▶ TASK DATA:

------------------------

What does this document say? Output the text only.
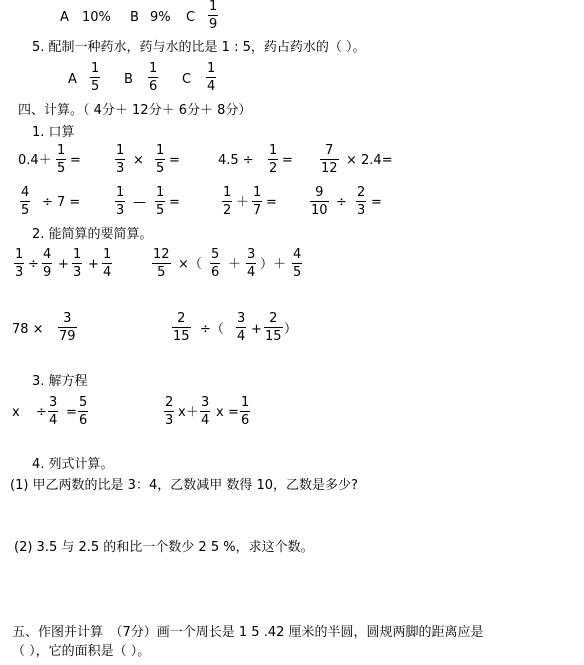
A 10% B 9% C
1
9
5. 配制一种药水，药与水的比是 1 : 5，药占药水的（ ）。
A
1
5 B
1
6 C
1
4
四、计算。（ 4分＋ 12分＋ 6分＋ 8分）
1. 口算
0.4＋
1
5
=
1
3
×
1
5
=	4.5 ÷
1
2
=
7
12
× 2.4=
4
5
÷ 7 =
1
3
—
1
5
=
1
2
＋
1
7
=
9
10
÷
2
3
=
2. 能简算的要简算。
1
3
÷
4
9
+
1
3
+
1
4
12
5
×（
5
6
＋
3
4
）＋
4
5
78 ×
3
79
2
15 ÷（
3
4 +
2
15 ）
3. 解方程
x ÷
3
4
=
5
6
2
3
x＋
3
4
x =
1
6
4. 列式计算。
(1) 甲乙两数的比是 3：4，乙数减甲 数得 10，乙数是多少?
(2) 3.5 与 2.5 的和比一个数少 2 5 %，求这个数。
五、作图并计算　（7分）画一个周长是 1 5 .42 厘米的半圆，圆规两脚的距离应是
（ ），它的面积是（ ）。
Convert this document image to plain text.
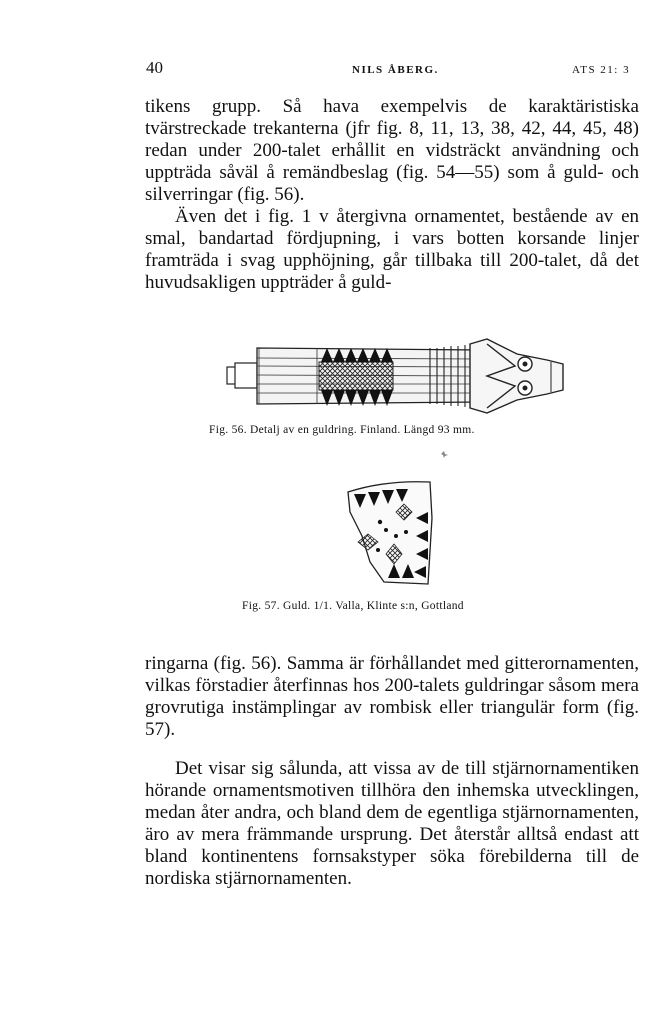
40	NILS ÅBERG.	ATS 21: 3
tikens grupp. Så hava exempelvis de karaktäristiska tvärstreckade trekanterna (jfr fig. 8, 11, 13, 38, 42, 44, 45, 48) redan under 200-talet erhållit en vidsträckt användning och uppträda såväl å remändbeslag (fig. 54—55) som å guld- och silverringar (fig. 56).
Även det i fig. 1 v återgivna ornamentet, bestående av en smal, bandartad fördjupning, i vars botten korsande linjer framträda i svag upphöjning, går tillbaka till 200-talet, då det huvudsakligen uppträder å guld-
Fig. 56. Detalj av en guldring. Finland. Längd 93 mm.
Fig. 57. Guld. 1/1. Valla, Klinte s:n, Gottland
ringarna (fig. 56). Samma är förhållandet med gitterornamenten, vilkas förstadier återfinnas hos 200-talets guldringar såsom mera grovrutiga instämplingar av rombisk eller triangulär form (fig. 57).
Det visar sig sålunda, att vissa av de till stjärnornamentiken hörande ornamentsmotiven tillhöra den inhemska utvecklingen, medan åter andra, och bland dem de egentliga stjärnornamenten, äro av mera främmande ursprung. Det återstår alltså endast att bland kontinentens fornsakstyper söka förebilderna till de nordiska stjärnornamenten.
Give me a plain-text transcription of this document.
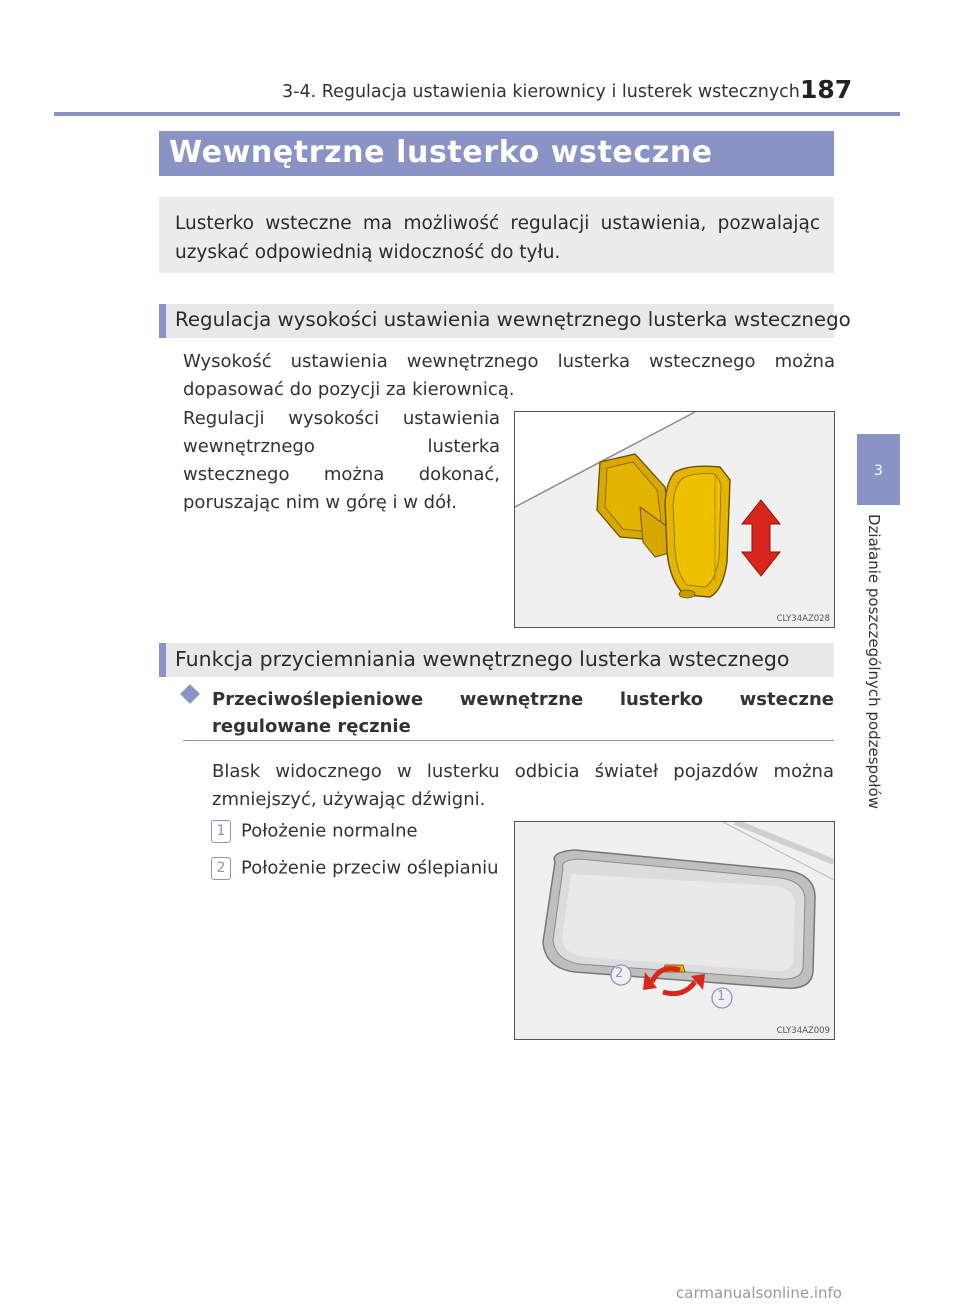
3-4. Regulacja ustawienia kierownicy i lusterek wstecznych 187
3
Działanie poszczególnych podzespołów
Wewnętrzne lusterko wsteczne
Lusterko wsteczne ma możliwość regulacji ustawienia, pozwalając uzyskać odpowiednią widoczność do tyłu.
Regulacja wysokości ustawienia wewnętrznego lusterka wstecznego
Wysokość ustawienia wewnętrznego lusterka wstecznego można dopasować do pozycji za kierownicą.
Regulacji wysokości ustawienia wewnętrznego lusterka wstecznego można dokonać, poruszając nim w górę i w dół.
CLY34AZ028
Funkcja przyciemniania wewnętrznego lusterka wstecznego
Przeciwoślepieniowe wewnętrzne lusterko wsteczne regulowane ręcznie
Blask widocznego w lusterku odbicia świateł pojazdów można zmniejszyć, używając dźwigni.
1 Położenie normalne
2 Położenie przeciw oślepianiu
2
1
CLY34AZ009
carmanualsonline.info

------------------------

▶ EXERCISE BRIEF: Each entry above is to be written out again unchanged, apart from the pictures, which are left out.

▶ TASK SOLUTION:
What does this document say? Output the text only.
A 10% B 9% C
1
9
5. 配制一种药水，药与水的比是 1 : 5，药占药水的（ ）。
A
1
5 B
1
6 C
1
4
四、计算。（ 4分＋ 12分＋ 6分＋ 8分）
1. 口算
0.4＋
1
5
=
1
3
×
1
5
=	4.5 ÷
1
2
=
7
12
× 2.4=
4
5
÷ 7 =
1
3
—
1
5
=
1
2
＋
1
7
=
9
10
÷
2
3
=
2. 能简算的要简算。
1
3
÷
4
9
+
1
3
+
1
4
12
5
×（
5
6
＋
3
4
）＋
4
5
78 ×
3
79
2
15 ÷（
3
4 +
2
15 ）
3. 解方程
x ÷
3
4
=
5
6
2
3
x＋
3
4
x =
1
6
4. 列式计算。
(1) 甲乙两数的比是 3：4，乙数减甲 数得 10，乙数是多少?
(2) 3.5 与 2.5 的和比一个数少 2 5 %，求这个数。
五、作图并计算　（7分）画一个周长是 1 5 .42 厘米的半圆，圆规两脚的距离应是
（ ），它的面积是（ ）。
Convert this document image to plain text.
40	NILS ÅBERG.	ATS 21: 3
tikens grupp. Så hava exempelvis de karaktäristiska tvärstreckade trekanterna (jfr fig. 8, 11, 13, 38, 42, 44, 45, 48) redan under 200-talet erhållit en vidsträckt användning och uppträda såväl å remändbeslag (fig. 54—55) som å guld- och silverringar (fig. 56).
Även det i fig. 1 v återgivna ornamentet, bestående av en smal, bandartad fördjupning, i vars botten korsande linjer framträda i svag upphöjning, går tillbaka till 200-talet, då det huvudsakligen uppträder å guld-
Fig. 56. Detalj av en guldring. Finland. Längd 93 mm.
Fig. 57. Guld. 1/1. Valla, Klinte s:n, Gottland
ringarna (fig. 56). Samma är förhållandet med gitterornamenten, vilkas förstadier återfinnas hos 200-talets guldringar såsom mera grovrutiga instämplingar av rombisk eller triangulär form (fig. 57).
Det visar sig sålunda, att vissa av de till stjärnornamentiken hörande ornamentsmotiven tillhöra den inhemska utvecklingen, medan åter andra, och bland dem de egentliga stjärnornamenten, äro av mera främmande ursprung. Det återstår alltså endast att bland kontinentens fornsakstyper söka förebilderna till de nordiska stjärnornamenten.
Give me a plain-text transcription of this document.
3-4. Regulacja ustawienia kierownicy i lusterek wstecznych 187
3
Działanie poszczególnych podzespołów
Wewnętrzne lusterko wsteczne
Lusterko wsteczne ma możliwość regulacji ustawienia, pozwalając uzyskać odpowiednią widoczność do tyłu.
Regulacja wysokości ustawienia wewnętrznego lusterka wstecznego
Wysokość ustawienia wewnętrznego lusterka wstecznego można dopasować do pozycji za kierownicą.
Regulacji wysokości ustawienia wewnętrznego lusterka wstecznego można dokonać, poruszając nim w górę i w dół.
CLY34AZ028
Funkcja przyciemniania wewnętrznego lusterka wstecznego
Przeciwoślepieniowe wewnętrzne lusterko wsteczne regulowane ręcznie
Blask widocznego w lusterku odbicia świateł pojazdów można zmniejszyć, używając dźwigni.
1 Położenie normalne
2 Położenie przeciw oślepianiu
2
1
CLY34AZ009
carmanualsonline.info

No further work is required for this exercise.